Start
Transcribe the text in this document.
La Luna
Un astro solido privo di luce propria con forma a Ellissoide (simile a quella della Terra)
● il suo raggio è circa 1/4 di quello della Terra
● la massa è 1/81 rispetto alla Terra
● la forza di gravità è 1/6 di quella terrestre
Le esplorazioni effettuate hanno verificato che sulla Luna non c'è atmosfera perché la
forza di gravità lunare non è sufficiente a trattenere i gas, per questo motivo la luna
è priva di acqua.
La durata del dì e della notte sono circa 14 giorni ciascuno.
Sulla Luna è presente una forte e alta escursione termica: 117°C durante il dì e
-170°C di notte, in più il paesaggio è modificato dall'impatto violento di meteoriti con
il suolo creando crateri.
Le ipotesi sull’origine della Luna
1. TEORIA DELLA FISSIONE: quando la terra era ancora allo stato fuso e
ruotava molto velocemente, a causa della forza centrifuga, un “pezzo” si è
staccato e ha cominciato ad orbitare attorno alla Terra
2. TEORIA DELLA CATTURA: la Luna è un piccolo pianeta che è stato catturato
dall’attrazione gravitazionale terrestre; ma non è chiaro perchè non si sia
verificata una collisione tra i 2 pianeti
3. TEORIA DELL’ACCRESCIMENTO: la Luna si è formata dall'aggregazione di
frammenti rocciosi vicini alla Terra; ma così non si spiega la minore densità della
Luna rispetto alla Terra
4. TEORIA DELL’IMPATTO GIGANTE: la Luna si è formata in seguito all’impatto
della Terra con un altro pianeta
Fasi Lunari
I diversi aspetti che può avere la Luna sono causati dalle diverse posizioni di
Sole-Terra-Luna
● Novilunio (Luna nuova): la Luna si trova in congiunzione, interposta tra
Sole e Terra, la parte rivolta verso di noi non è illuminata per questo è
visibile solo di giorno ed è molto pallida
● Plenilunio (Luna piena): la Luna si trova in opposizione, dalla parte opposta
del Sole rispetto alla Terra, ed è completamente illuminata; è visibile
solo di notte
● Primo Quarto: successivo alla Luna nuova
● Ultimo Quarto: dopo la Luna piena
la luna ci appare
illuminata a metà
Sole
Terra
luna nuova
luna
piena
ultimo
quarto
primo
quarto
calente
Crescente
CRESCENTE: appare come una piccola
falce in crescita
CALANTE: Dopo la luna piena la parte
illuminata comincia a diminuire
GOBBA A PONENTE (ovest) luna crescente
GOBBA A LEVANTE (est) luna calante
End
Provide an exact reproduction of all the entries shown above.

**REPLY:**
Transcribe the text in this document.
La Luna
Un astro solido privo di luce propria con forma a Ellissoide (simile a quella della Terra)
● il suo raggio è circa 1/4 di quello della Terra
● la massa è 1/81 rispetto alla Terra
● la forza di gravità è 1/6 di quella terrestre
Le esplorazioni effettuate hanno verificato che sulla Luna non c'è atmosfera perché la
forza di gravità lunare non è sufficiente a trattenere i gas, per questo motivo la luna
è priva di acqua.
La durata del dì e della notte sono circa 14 giorni ciascuno.
Sulla Luna è presente una forte e alta escursione termica: 117°C durante il dì e
-170°C di notte, in più il paesaggio è modificato dall'impatto violento di meteoriti con
il suolo creando crateri.
Le ipotesi sull’origine della Luna
1. TEORIA DELLA FISSIONE: quando la terra era ancora allo stato fuso e
ruotava molto velocemente, a causa della forza centrifuga, un “pezzo” si è
staccato e ha cominciato ad orbitare attorno alla Terra
2. TEORIA DELLA CATTURA: la Luna è un piccolo pianeta che è stato catturato
dall’attrazione gravitazionale terrestre; ma non è chiaro perchè non si sia
verificata una collisione tra i 2 pianeti
3. TEORIA DELL’ACCRESCIMENTO: la Luna si è formata dall'aggregazione di
frammenti rocciosi vicini alla Terra; ma così non si spiega la minore densità della
Luna rispetto alla Terra
4. TEORIA DELL’IMPATTO GIGANTE: la Luna si è formata in seguito all’impatto
della Terra con un altro pianeta
Fasi Lunari
I diversi aspetti che può avere la Luna sono causati dalle diverse posizioni di
Sole-Terra-Luna
● Novilunio (Luna nuova): la Luna si trova in congiunzione, interposta tra
Sole e Terra, la parte rivolta verso di noi non è illuminata per questo è
visibile solo di giorno ed è molto pallida
● Plenilunio (Luna piena): la Luna si trova in opposizione, dalla parte opposta
del Sole rispetto alla Terra, ed è completamente illuminata; è visibile
solo di notte
● Primo Quarto: successivo alla Luna nuova
● Ultimo Quarto: dopo la Luna piena
la luna ci appare
illuminata a metà
Sole
Terra
luna nuova
luna
piena
ultimo
quarto
primo
quarto
calente
Crescente
CRESCENTE: appare come una piccola
falce in crescita
CALANTE: Dopo la luna piena la parte
illuminata comincia a diminuire
GOBBA A PONENTE (ovest) luna crescente
GOBBA A LEVANTE (est) luna calante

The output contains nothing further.